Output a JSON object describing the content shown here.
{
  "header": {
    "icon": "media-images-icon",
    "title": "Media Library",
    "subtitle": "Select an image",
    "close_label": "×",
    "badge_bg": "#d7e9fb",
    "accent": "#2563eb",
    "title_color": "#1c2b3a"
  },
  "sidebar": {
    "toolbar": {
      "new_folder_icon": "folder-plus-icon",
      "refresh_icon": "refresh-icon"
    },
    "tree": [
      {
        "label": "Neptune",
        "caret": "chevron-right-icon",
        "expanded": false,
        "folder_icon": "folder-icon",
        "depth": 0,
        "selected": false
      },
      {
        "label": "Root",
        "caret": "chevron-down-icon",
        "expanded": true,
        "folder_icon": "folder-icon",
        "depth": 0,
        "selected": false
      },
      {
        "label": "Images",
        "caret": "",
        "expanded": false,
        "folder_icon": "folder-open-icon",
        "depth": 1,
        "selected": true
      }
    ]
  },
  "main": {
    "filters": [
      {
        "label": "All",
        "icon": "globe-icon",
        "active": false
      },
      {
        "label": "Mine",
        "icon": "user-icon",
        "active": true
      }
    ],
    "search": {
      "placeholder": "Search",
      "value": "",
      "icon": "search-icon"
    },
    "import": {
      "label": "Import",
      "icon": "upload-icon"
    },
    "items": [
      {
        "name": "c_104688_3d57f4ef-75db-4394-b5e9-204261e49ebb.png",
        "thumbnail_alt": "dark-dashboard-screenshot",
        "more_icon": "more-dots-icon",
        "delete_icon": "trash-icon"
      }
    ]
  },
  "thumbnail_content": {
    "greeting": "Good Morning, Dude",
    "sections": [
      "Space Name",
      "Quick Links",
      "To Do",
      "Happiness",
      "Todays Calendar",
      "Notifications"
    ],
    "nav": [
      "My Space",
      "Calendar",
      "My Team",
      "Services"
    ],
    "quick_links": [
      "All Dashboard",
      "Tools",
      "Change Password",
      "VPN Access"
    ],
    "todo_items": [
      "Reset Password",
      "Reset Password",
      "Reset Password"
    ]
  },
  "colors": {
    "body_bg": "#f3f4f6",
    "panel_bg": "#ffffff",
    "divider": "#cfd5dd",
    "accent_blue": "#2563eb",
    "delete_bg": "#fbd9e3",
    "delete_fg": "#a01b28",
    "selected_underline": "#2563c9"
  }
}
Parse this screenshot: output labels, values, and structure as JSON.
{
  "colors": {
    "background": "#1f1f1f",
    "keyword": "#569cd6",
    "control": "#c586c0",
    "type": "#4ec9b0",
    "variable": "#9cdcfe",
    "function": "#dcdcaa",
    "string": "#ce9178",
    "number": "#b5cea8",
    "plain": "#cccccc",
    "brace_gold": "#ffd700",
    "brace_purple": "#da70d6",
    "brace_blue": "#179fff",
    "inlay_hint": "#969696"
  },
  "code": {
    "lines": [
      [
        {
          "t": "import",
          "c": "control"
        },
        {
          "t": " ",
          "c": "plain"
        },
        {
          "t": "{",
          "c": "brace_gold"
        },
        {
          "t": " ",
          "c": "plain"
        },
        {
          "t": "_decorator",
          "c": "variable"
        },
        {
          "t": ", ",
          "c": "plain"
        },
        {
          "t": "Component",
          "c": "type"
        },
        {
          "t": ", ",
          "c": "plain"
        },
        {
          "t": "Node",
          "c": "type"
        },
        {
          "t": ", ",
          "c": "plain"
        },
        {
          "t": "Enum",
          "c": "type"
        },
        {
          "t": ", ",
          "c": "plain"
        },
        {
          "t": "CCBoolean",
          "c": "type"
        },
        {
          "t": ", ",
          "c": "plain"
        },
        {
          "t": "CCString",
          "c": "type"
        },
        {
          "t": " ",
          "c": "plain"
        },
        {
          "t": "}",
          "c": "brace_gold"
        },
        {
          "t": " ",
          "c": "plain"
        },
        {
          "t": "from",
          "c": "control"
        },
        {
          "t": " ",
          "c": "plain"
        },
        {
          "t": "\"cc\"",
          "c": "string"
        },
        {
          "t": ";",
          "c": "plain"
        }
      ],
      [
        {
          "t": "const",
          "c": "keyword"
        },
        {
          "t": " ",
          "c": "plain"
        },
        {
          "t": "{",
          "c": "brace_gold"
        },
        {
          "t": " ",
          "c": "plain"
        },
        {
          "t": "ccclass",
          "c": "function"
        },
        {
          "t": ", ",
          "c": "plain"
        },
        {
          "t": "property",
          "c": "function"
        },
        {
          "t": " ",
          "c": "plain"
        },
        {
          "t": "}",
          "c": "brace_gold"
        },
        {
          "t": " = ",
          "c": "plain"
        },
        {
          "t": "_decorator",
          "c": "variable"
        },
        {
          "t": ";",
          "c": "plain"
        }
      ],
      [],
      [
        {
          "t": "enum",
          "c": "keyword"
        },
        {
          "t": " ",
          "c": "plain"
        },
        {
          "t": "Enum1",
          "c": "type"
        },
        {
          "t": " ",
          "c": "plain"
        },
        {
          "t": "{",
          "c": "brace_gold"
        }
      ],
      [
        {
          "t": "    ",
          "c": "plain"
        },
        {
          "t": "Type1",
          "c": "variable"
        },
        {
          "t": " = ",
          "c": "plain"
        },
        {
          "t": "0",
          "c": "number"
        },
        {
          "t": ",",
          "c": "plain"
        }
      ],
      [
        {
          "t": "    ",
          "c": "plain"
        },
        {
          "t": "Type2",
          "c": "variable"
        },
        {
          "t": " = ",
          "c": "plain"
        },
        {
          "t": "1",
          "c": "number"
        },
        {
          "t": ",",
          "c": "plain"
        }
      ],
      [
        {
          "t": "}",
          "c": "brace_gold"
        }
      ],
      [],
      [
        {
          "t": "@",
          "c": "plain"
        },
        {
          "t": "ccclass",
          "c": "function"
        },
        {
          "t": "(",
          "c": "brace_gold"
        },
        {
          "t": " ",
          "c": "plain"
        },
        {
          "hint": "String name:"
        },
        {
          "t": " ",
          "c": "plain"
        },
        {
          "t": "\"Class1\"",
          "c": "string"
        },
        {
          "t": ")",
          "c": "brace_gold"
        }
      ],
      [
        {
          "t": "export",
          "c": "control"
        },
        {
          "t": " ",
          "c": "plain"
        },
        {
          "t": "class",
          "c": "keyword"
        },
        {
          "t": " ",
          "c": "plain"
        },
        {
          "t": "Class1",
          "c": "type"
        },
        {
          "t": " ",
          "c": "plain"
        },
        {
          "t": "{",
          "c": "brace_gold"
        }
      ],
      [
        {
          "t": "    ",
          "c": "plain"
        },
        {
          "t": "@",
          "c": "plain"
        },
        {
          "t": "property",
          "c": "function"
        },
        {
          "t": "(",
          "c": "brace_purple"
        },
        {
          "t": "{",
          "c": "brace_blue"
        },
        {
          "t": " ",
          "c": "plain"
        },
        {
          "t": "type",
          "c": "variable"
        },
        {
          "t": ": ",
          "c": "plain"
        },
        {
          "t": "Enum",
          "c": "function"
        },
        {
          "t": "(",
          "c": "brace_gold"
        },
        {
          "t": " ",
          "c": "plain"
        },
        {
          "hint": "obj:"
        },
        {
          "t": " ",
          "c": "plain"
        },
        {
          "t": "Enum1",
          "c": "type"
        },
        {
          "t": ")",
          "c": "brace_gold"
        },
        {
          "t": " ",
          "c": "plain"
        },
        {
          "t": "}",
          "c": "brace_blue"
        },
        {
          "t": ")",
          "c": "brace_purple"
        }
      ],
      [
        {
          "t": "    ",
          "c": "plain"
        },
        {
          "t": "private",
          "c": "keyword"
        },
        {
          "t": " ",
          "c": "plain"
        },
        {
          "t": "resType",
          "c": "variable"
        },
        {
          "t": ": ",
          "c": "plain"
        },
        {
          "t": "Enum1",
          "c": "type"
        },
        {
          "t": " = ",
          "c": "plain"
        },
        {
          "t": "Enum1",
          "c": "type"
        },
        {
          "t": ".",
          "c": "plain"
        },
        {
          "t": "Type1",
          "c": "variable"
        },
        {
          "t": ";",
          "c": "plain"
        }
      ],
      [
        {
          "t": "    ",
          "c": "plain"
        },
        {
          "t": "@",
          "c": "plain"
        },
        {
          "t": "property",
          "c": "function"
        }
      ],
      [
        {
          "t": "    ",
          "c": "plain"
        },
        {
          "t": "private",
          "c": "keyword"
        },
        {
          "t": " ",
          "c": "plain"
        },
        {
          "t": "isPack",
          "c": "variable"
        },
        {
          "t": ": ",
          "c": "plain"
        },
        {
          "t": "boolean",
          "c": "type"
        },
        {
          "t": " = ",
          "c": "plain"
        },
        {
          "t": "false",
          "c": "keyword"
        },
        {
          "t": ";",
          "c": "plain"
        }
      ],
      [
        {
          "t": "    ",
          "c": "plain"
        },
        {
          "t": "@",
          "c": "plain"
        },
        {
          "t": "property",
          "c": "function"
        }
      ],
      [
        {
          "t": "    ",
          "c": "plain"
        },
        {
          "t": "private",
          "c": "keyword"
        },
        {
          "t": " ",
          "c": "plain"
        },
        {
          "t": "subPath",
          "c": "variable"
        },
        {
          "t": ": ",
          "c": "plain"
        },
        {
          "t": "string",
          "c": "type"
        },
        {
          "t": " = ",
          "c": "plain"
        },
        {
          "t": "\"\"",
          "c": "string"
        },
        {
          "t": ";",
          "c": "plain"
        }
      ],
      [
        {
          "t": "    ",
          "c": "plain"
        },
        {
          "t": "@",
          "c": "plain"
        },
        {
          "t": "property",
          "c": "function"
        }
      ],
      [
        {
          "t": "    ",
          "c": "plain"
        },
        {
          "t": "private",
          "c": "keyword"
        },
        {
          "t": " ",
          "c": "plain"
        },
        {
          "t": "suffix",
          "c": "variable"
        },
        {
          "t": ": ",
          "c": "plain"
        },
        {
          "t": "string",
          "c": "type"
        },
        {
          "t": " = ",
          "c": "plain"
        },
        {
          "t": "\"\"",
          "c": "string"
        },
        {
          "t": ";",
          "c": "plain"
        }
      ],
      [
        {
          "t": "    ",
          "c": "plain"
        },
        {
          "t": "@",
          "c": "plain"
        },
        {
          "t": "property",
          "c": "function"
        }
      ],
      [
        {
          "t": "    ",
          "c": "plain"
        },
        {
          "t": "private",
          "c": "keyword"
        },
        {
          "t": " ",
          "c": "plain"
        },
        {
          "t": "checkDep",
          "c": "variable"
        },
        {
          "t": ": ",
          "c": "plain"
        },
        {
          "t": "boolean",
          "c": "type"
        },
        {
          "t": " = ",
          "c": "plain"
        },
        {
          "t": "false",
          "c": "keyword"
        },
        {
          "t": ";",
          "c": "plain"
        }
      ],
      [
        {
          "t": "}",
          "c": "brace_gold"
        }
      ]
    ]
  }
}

══════════════════════════════

TASK GOAL – Every line of the listing that holds "true" should be found and copied.

COMPLETE ANSWER –
        "expanded": true,
        "selected": true
        "active": true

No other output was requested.